** TASK OBJECTIVE **
Find each line with the string "daughter" and copy it.

--------------------

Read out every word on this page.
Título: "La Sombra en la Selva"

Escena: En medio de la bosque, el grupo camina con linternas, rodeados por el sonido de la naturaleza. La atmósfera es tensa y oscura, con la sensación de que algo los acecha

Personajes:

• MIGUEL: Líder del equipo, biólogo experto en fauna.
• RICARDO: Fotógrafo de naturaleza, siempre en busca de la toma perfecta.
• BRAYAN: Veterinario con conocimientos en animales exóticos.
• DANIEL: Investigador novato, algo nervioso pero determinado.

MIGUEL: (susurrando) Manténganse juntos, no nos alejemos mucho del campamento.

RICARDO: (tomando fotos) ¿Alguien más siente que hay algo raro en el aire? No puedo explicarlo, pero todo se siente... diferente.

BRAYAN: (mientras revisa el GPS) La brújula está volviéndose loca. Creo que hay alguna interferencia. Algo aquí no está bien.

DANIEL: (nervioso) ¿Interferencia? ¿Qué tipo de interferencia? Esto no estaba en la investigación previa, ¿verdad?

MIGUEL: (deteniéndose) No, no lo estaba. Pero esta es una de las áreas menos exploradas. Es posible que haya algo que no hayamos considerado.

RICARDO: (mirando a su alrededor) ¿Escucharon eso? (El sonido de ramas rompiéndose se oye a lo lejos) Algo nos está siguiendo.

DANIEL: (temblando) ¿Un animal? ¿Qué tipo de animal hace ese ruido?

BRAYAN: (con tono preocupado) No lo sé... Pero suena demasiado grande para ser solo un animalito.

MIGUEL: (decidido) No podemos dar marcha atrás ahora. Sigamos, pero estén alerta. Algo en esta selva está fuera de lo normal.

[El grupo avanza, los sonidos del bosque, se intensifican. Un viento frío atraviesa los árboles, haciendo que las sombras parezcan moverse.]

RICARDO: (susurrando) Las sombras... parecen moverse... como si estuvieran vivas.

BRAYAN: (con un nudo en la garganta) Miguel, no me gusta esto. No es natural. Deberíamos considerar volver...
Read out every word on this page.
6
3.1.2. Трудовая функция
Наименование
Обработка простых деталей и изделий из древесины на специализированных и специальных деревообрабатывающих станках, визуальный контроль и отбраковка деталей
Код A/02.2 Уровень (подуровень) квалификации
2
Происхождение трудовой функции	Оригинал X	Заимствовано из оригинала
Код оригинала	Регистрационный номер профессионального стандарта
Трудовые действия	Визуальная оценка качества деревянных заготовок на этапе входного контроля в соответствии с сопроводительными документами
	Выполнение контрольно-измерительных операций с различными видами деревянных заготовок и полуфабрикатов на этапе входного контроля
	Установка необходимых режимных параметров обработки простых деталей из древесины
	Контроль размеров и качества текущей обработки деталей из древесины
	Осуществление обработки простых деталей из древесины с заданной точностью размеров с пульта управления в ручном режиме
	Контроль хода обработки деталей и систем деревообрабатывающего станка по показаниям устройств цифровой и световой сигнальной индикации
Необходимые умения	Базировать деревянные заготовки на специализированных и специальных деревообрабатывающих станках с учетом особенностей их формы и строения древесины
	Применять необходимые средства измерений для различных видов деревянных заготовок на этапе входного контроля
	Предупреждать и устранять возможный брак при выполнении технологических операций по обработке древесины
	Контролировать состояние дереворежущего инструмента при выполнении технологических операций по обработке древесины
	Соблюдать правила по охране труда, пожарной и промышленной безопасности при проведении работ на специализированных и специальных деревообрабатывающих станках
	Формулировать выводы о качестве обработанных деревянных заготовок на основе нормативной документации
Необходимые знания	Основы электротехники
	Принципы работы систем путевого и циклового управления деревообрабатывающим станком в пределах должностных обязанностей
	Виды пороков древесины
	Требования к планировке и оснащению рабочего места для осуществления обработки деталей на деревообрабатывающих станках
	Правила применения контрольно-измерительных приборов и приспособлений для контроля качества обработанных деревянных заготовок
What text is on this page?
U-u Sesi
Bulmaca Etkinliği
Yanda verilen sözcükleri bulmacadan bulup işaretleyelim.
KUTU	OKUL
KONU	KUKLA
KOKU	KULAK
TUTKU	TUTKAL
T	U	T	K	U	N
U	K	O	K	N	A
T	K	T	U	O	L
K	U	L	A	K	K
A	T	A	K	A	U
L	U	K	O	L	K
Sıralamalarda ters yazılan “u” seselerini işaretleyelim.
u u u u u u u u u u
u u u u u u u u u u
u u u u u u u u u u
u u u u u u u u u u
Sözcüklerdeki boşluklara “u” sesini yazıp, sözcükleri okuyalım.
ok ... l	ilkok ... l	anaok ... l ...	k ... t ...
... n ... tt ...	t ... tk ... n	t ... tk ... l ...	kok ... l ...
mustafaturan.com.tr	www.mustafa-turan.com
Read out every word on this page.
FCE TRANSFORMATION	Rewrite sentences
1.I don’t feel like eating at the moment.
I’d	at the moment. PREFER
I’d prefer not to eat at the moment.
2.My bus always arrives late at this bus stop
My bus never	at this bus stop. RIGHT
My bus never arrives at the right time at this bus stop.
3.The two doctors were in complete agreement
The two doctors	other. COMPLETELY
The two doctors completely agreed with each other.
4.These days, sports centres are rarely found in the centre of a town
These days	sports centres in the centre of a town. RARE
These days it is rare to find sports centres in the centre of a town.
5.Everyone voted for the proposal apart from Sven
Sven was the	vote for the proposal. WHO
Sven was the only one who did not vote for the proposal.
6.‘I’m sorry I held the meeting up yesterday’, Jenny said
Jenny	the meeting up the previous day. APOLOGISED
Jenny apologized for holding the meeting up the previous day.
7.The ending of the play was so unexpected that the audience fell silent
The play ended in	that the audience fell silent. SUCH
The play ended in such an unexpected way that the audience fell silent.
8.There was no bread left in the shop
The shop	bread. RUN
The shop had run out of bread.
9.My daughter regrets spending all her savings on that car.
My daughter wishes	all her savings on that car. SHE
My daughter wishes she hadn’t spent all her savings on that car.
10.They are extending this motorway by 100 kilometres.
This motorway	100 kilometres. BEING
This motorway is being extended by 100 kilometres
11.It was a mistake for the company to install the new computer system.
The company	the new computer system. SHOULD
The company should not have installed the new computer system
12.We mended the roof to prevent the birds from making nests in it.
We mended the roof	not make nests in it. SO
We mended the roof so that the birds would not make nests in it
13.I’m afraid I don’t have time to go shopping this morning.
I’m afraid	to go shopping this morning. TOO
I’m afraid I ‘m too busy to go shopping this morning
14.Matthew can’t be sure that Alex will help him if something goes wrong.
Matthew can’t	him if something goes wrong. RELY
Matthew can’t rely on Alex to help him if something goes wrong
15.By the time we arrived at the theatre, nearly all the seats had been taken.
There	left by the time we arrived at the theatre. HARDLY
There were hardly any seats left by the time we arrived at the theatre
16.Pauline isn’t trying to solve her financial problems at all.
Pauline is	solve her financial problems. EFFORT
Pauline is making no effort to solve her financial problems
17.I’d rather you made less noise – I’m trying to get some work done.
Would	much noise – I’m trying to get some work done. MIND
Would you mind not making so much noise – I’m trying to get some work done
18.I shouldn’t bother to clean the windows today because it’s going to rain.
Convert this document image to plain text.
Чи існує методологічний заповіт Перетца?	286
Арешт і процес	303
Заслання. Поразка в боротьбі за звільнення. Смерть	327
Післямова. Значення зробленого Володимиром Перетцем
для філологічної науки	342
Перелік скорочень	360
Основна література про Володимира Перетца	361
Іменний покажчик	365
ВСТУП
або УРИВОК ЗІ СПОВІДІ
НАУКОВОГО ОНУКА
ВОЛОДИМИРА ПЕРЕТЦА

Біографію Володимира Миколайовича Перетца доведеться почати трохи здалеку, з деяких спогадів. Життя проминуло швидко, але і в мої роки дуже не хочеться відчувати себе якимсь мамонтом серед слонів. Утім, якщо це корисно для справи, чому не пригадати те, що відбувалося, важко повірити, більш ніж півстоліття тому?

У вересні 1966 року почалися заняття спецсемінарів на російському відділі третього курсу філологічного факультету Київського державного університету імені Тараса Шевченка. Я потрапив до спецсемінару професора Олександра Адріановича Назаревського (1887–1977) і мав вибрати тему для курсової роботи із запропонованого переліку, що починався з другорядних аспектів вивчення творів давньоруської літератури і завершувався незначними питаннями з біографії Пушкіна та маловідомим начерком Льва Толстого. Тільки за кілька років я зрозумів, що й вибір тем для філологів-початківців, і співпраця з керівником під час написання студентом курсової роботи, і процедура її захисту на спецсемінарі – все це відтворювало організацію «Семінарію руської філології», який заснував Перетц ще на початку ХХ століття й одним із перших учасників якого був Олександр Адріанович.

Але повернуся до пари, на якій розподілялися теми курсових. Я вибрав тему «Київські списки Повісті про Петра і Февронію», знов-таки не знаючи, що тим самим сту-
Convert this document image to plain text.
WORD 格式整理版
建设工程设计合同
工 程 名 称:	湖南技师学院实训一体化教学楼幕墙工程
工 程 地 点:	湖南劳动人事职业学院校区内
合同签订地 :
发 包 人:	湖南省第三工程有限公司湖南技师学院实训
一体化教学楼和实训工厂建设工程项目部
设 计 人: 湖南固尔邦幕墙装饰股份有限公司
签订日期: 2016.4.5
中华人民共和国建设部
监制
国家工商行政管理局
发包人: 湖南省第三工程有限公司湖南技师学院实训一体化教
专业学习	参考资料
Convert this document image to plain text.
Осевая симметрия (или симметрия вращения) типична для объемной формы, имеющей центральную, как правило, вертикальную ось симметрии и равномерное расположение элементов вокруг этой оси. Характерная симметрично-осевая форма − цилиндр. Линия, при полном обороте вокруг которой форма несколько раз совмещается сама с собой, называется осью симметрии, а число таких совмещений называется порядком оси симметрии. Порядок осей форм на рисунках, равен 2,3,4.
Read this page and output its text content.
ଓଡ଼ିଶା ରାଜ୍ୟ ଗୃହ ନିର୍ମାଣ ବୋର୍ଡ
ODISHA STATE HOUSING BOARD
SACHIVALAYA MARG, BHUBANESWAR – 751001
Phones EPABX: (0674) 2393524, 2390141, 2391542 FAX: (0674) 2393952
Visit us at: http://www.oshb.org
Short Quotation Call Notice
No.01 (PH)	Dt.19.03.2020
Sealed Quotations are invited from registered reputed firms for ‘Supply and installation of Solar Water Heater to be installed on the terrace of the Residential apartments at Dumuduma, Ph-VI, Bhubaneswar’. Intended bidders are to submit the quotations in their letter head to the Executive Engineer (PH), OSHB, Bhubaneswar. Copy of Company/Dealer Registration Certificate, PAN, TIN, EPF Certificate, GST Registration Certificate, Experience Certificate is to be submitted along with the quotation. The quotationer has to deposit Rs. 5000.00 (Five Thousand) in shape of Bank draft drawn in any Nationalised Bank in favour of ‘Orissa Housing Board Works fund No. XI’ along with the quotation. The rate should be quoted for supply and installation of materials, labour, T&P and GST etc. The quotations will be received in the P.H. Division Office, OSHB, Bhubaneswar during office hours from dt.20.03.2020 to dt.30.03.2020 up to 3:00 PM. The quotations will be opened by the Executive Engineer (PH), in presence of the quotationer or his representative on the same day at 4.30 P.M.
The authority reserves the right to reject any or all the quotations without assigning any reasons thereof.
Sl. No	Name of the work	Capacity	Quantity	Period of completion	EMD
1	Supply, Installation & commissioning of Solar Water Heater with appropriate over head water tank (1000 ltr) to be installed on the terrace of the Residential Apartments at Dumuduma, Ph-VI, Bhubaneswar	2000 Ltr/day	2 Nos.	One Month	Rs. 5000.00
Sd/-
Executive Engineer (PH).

--------------------

** TASK OUTPUT **
9.My daughter regrets spending all her savings on that car.
My daughter wishes	all her savings on that car. SHE
My daughter wishes she hadn’t spent all her savings on that car.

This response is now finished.